(Job): Print the entire listing. Each line must match the original exactly.

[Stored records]

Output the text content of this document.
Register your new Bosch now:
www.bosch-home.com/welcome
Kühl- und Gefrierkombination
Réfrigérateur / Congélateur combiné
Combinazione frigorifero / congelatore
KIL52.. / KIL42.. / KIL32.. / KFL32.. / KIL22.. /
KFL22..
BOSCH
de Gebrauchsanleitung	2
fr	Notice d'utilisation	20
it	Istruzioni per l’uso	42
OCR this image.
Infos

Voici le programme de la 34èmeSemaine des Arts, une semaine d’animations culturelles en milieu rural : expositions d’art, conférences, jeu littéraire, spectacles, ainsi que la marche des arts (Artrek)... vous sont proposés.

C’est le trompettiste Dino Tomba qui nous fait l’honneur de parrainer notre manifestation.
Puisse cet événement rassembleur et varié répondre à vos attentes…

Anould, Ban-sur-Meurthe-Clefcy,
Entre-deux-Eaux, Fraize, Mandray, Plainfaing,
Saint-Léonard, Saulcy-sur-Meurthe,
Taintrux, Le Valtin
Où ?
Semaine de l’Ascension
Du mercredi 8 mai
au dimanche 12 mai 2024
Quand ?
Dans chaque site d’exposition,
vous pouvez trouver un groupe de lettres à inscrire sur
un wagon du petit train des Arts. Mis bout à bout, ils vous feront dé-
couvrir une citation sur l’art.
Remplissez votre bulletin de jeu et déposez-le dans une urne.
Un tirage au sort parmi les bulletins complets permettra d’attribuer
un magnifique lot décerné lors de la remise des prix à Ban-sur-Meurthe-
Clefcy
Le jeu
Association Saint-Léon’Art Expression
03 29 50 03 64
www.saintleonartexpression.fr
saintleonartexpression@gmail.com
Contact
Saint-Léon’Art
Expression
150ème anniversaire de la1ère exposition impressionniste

(Written solution):
Output the text content of this document.
Register your new Bosch now:
www.bosch-home.com/welcome
Kühl- und Gefrierkombination
Réfrigérateur / Congélateur combiné
Combinazione frigorifero / congelatore
KIL52.. / KIL42.. / KIL32.. / KFL32.. / KIL22.. /
KFL22..
BOSCH
de Gebrauchsanleitung	2
fr	Notice d'utilisation	20
it	Istruzioni per l’uso	42
OCR this image.
Infos

Voici le programme de la 34èmeSemaine des Arts, une semaine d’animations culturelles en milieu rural : expositions d’art, conférences, jeu littéraire, spectacles, ainsi que la marche des arts (Artrek)... vous sont proposés.

C’est le trompettiste Dino Tomba qui nous fait l’honneur de parrainer notre manifestation.
Puisse cet événement rassembleur et varié répondre à vos attentes…

Anould, Ban-sur-Meurthe-Clefcy,
Entre-deux-Eaux, Fraize, Mandray, Plainfaing,
Saint-Léonard, Saulcy-sur-Meurthe,
Taintrux, Le Valtin
Où ?
Semaine de l’Ascension
Du mercredi 8 mai
au dimanche 12 mai 2024
Quand ?
Dans chaque site d’exposition,
vous pouvez trouver un groupe de lettres à inscrire sur
un wagon du petit train des Arts. Mis bout à bout, ils vous feront dé-
couvrir une citation sur l’art.
Remplissez votre bulletin de jeu et déposez-le dans une urne.
Un tirage au sort parmi les bulletins complets permettra d’attribuer
un magnifique lot décerné lors de la remise des prix à Ban-sur-Meurthe-
Clefcy
Le jeu
Association Saint-Léon’Art Expression
03 29 50 03 64
www.saintleonartexpression.fr
saintleonartexpression@gmail.com
Contact
Saint-Léon’Art
Expression
150ème anniversaire de la1ère exposition impressionniste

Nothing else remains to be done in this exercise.